» DIRECTIVE
Collect each line of the entries that holds the string "Туршилтын".

--- EXTRACTED RECORDS ---

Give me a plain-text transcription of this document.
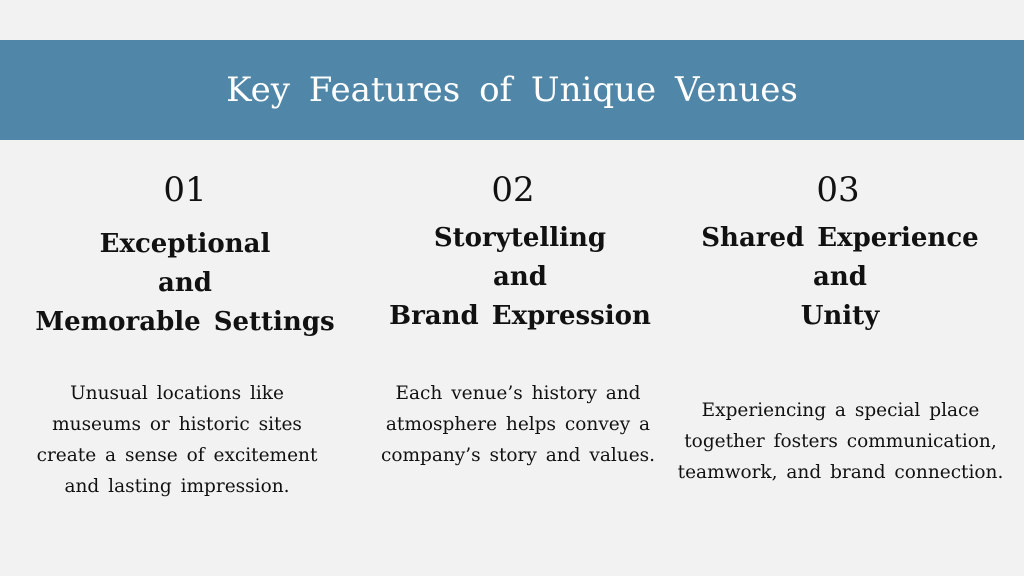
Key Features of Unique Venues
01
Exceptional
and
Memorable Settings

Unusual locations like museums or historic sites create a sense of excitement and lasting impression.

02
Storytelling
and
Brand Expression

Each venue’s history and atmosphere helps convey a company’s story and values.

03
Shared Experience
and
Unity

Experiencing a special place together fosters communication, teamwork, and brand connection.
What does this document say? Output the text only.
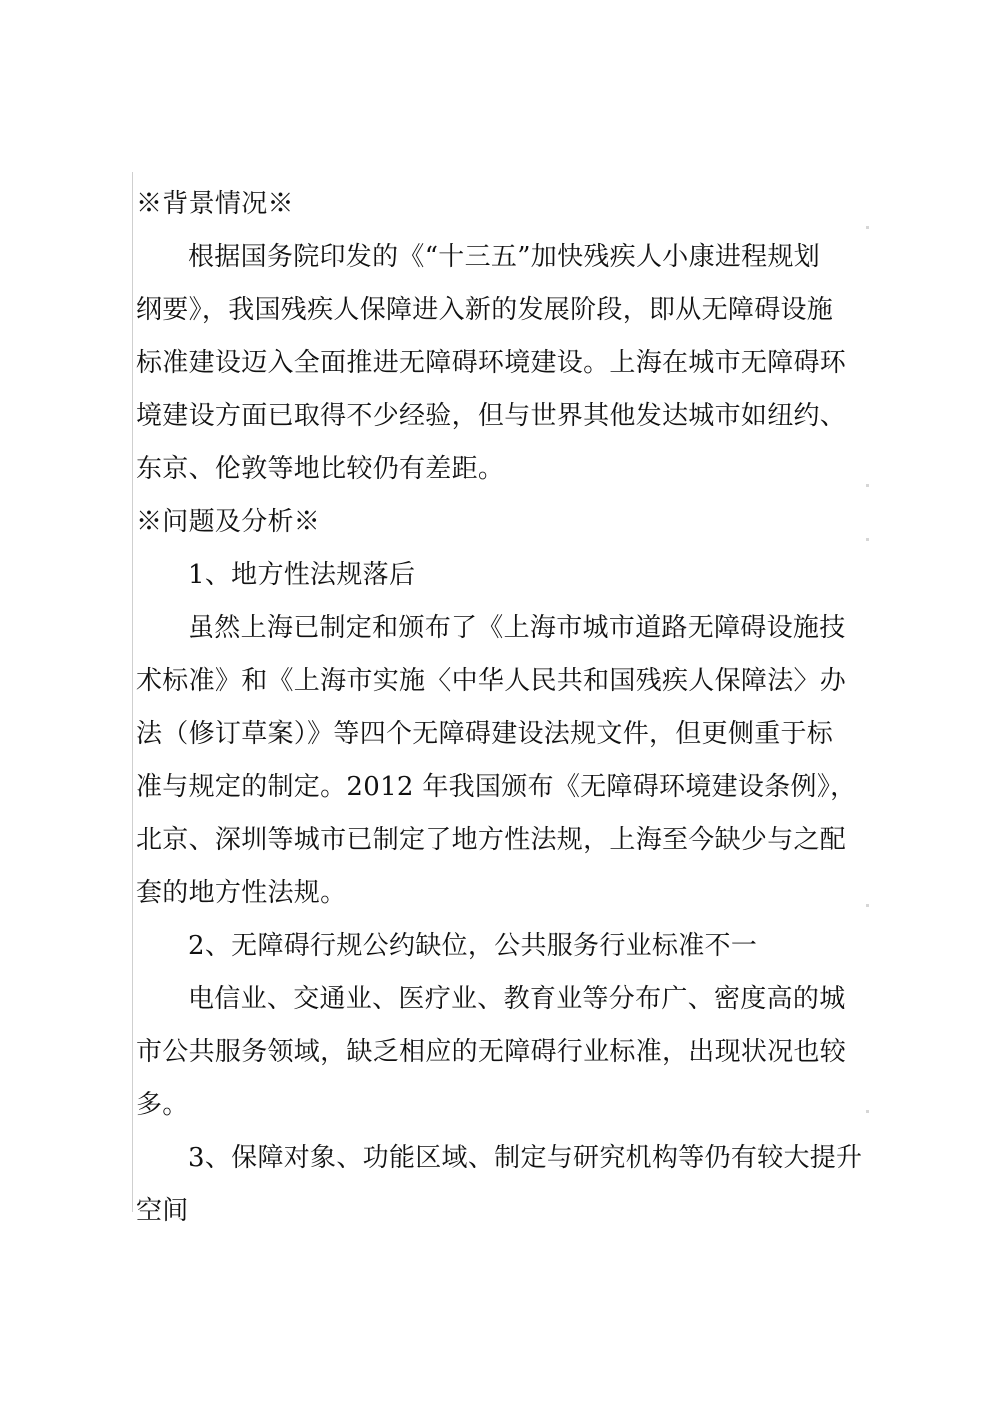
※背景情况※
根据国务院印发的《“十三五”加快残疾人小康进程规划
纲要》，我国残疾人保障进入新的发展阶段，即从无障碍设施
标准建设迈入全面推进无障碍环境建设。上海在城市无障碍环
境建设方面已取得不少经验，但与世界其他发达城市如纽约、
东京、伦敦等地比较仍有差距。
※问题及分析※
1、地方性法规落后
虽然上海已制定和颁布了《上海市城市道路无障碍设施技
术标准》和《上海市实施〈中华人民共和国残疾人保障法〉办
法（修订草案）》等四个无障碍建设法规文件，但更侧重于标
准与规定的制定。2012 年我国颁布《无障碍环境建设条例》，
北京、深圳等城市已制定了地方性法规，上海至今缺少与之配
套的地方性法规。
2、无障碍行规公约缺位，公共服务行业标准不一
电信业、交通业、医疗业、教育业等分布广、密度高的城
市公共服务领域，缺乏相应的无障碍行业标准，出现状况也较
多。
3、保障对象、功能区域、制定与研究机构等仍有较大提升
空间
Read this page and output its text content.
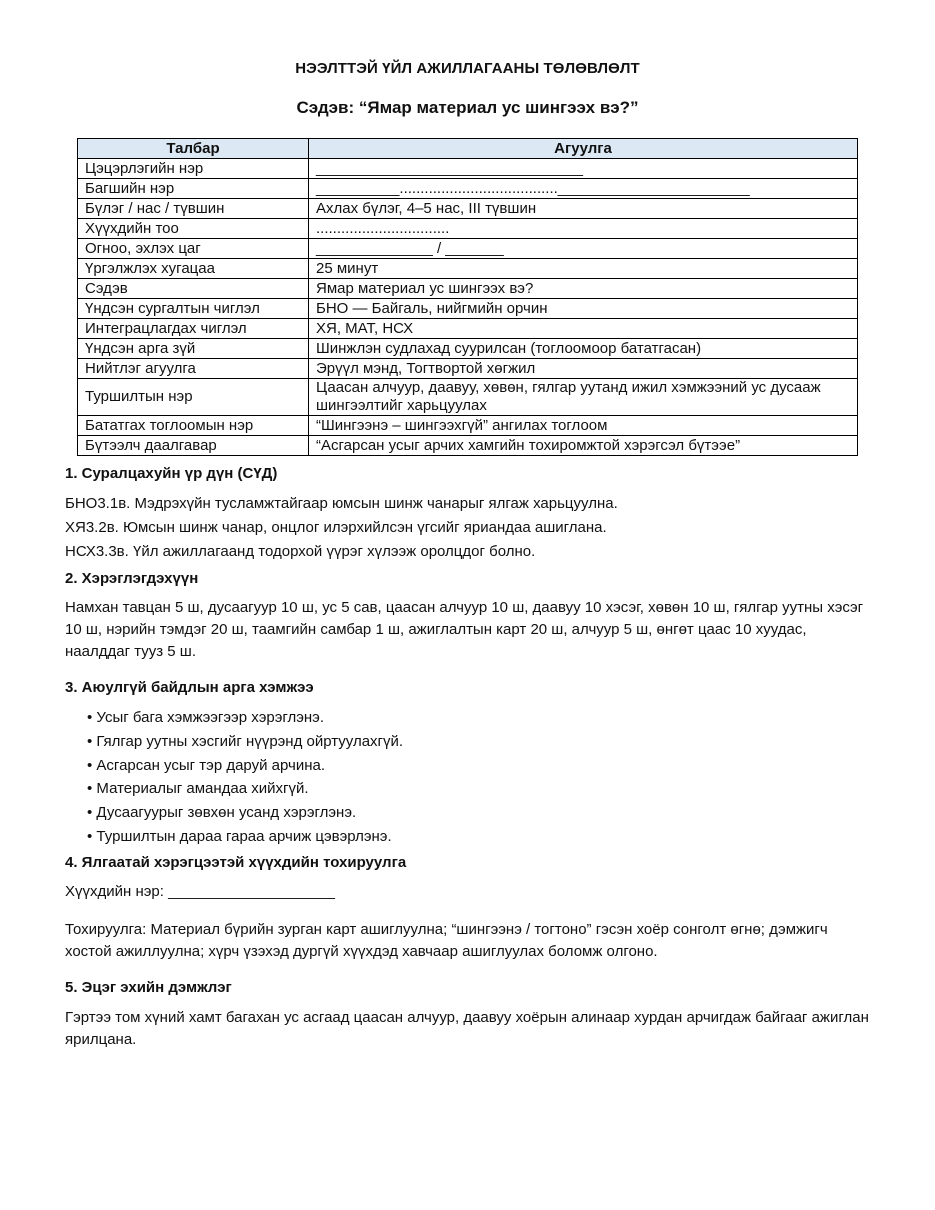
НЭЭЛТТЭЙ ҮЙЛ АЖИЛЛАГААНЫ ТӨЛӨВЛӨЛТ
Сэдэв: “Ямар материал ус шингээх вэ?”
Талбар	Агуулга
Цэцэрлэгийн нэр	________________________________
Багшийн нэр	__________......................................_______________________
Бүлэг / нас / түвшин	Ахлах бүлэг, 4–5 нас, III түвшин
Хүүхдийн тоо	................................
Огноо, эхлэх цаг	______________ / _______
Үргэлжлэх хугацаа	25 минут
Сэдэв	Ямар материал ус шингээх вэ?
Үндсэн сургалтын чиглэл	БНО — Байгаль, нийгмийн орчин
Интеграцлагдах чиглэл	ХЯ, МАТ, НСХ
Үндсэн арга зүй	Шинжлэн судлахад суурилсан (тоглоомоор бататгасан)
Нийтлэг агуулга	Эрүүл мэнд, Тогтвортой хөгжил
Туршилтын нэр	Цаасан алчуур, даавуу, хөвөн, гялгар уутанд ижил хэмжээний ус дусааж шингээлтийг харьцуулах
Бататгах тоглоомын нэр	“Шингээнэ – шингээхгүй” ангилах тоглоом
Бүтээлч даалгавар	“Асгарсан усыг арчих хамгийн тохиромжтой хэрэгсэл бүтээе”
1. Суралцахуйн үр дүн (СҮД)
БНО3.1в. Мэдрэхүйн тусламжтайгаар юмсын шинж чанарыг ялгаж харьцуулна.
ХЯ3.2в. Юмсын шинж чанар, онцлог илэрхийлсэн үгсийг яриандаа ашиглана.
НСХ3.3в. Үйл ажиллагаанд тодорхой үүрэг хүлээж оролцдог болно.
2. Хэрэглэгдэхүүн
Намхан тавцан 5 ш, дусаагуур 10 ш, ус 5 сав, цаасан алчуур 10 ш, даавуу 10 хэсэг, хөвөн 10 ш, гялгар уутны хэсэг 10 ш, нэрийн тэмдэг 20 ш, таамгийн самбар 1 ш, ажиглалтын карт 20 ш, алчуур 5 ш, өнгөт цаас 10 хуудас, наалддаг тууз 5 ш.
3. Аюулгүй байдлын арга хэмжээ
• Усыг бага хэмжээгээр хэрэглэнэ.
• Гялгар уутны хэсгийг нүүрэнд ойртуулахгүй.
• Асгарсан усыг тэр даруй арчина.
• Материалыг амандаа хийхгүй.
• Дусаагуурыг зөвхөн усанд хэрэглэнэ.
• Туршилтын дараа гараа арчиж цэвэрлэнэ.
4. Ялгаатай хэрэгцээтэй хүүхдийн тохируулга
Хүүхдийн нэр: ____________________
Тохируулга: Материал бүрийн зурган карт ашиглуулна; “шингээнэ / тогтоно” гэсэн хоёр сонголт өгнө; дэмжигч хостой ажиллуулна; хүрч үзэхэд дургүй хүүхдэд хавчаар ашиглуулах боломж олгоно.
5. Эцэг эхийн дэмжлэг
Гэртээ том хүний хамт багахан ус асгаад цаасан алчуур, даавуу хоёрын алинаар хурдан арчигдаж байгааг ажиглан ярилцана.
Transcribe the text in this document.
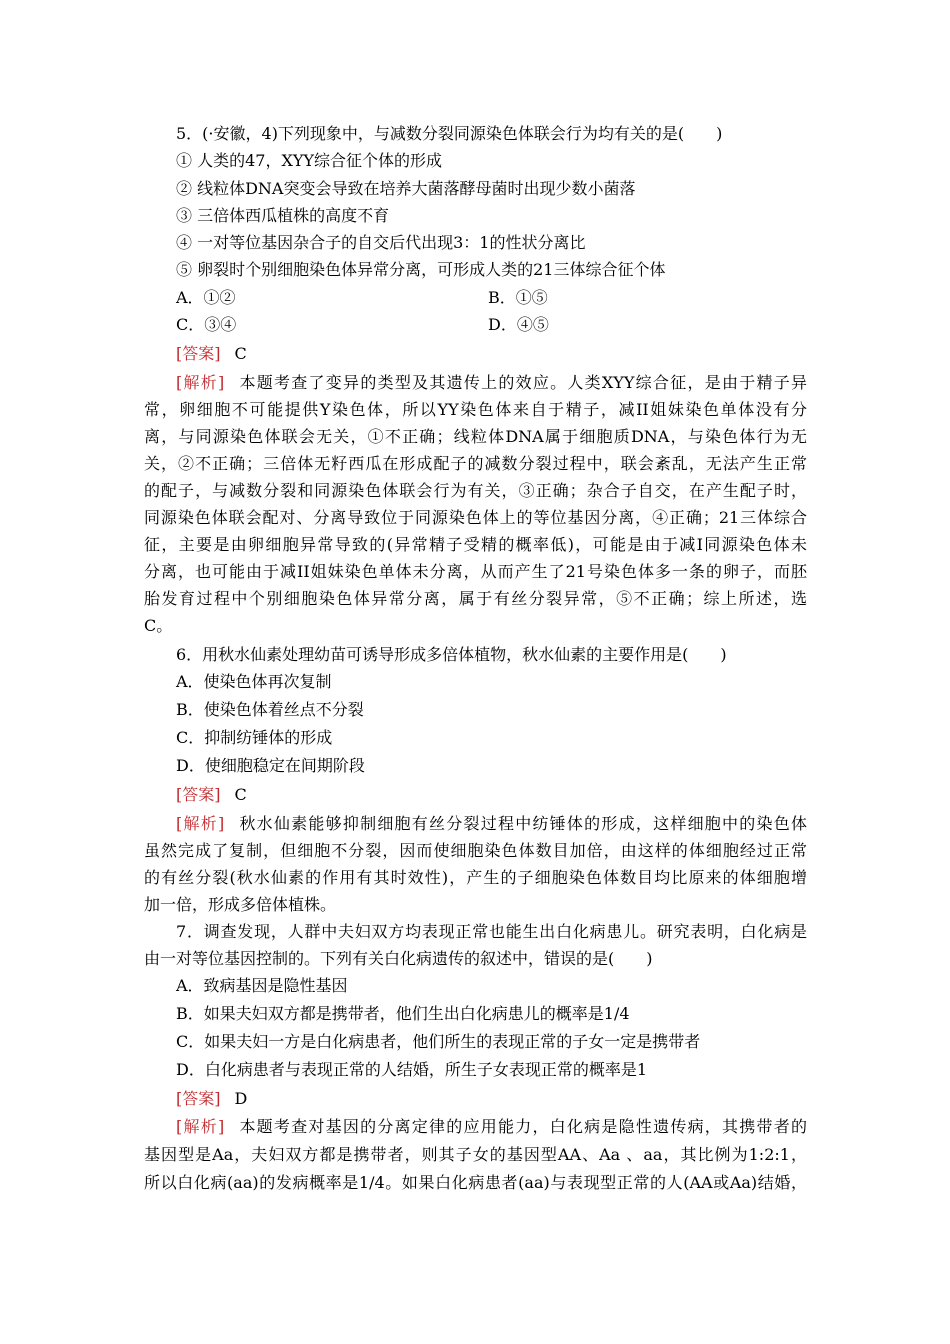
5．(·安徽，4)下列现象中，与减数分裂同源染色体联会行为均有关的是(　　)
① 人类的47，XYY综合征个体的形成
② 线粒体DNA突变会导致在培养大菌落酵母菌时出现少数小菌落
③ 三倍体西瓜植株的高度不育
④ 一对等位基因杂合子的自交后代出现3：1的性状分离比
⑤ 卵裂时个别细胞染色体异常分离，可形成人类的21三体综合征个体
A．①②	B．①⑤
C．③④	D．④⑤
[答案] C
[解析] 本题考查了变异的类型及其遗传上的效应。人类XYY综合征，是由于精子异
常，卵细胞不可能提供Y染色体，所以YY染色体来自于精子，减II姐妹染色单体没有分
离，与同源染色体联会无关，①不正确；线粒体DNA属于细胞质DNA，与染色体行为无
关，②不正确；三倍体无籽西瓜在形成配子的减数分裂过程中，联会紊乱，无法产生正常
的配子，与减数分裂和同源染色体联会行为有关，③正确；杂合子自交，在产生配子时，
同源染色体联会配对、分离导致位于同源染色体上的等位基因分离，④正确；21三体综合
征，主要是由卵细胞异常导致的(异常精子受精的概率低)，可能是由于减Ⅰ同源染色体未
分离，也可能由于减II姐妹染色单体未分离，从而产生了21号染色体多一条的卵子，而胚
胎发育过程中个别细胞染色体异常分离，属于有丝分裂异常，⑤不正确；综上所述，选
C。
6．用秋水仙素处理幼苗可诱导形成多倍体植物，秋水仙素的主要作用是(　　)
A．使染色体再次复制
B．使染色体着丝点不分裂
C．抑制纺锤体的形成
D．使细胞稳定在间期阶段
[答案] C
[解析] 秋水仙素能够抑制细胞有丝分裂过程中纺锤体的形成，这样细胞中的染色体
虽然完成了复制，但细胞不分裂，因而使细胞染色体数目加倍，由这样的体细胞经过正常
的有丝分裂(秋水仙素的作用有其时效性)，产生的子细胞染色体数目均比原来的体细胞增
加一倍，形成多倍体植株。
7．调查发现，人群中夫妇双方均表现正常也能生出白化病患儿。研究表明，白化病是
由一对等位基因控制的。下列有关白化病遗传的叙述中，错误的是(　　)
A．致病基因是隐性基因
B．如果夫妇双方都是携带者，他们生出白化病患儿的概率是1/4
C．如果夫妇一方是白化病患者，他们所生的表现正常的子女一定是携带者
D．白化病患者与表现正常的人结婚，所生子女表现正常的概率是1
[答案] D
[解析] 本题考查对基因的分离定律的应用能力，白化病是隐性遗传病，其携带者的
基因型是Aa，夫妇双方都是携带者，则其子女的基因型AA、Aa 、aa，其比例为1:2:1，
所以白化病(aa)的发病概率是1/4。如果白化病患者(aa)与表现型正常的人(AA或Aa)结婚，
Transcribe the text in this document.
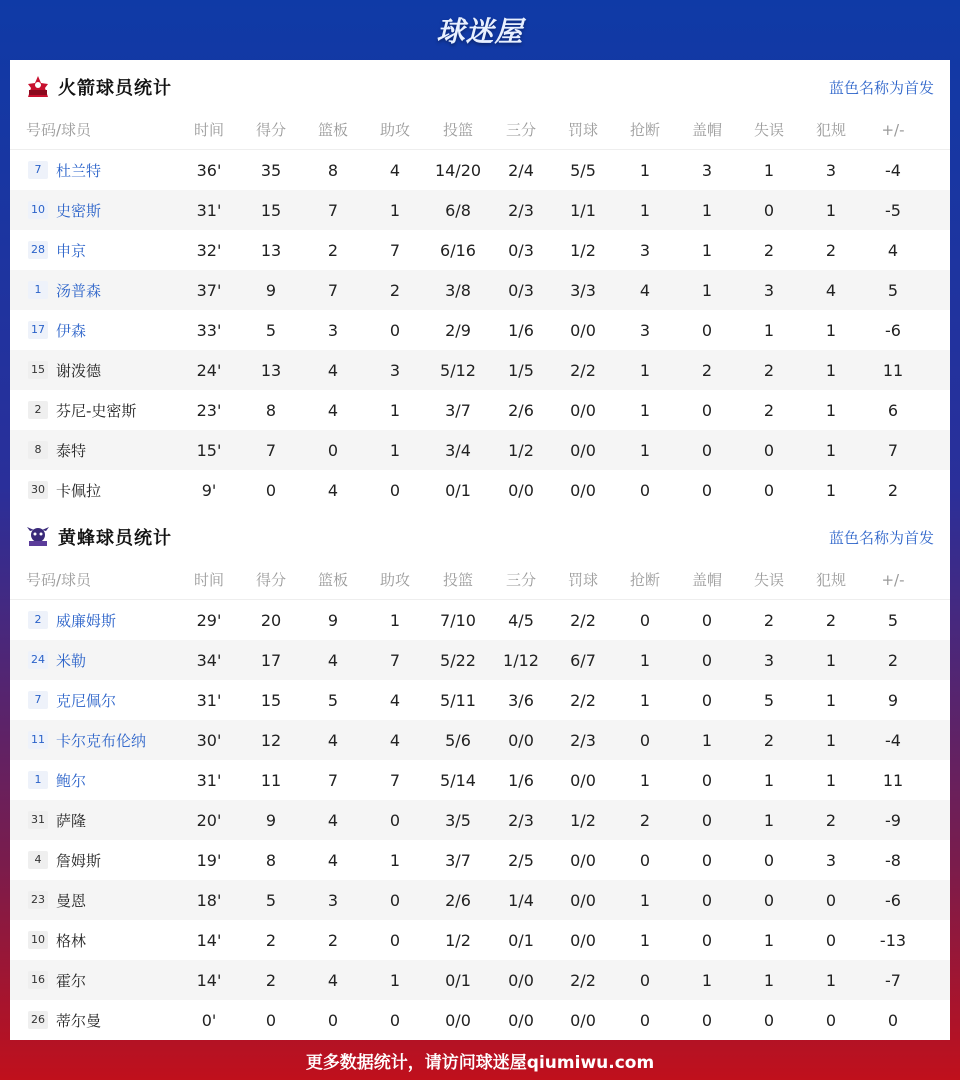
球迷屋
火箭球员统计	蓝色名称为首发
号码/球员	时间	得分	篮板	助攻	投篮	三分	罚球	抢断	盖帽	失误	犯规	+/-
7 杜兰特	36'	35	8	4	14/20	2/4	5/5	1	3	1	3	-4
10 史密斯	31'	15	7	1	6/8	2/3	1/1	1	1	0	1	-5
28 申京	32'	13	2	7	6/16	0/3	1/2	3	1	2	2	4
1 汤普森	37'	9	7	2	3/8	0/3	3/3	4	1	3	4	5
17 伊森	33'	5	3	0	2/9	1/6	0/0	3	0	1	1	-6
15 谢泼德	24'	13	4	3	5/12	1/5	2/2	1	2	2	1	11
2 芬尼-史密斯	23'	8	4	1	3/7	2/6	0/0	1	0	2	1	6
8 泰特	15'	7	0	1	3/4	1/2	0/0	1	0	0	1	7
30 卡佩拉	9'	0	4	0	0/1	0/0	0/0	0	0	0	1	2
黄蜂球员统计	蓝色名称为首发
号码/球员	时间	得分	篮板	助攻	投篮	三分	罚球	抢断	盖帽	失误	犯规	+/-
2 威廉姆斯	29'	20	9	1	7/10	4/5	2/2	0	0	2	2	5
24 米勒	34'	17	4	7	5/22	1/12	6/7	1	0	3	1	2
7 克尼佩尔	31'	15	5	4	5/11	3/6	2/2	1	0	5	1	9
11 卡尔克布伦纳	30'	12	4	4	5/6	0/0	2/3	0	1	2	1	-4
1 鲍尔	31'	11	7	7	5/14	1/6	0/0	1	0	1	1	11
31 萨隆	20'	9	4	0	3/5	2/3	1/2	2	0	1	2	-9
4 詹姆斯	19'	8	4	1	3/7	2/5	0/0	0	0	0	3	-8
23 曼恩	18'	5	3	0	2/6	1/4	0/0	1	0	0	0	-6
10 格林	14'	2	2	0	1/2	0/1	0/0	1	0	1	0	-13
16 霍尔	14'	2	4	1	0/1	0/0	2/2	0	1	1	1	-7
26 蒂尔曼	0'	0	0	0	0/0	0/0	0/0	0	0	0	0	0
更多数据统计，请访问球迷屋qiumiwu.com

---

» REPLY TO THE EXERCISE
Туршилтын нэр	Цаасан алчуур, даавуу, хөвөн, гялгар уутанд ижил хэмжээний ус дусааж шингээлтийг харьцуулах
• Туршилтын дараа гараа арчиж цэвэрлэнэ.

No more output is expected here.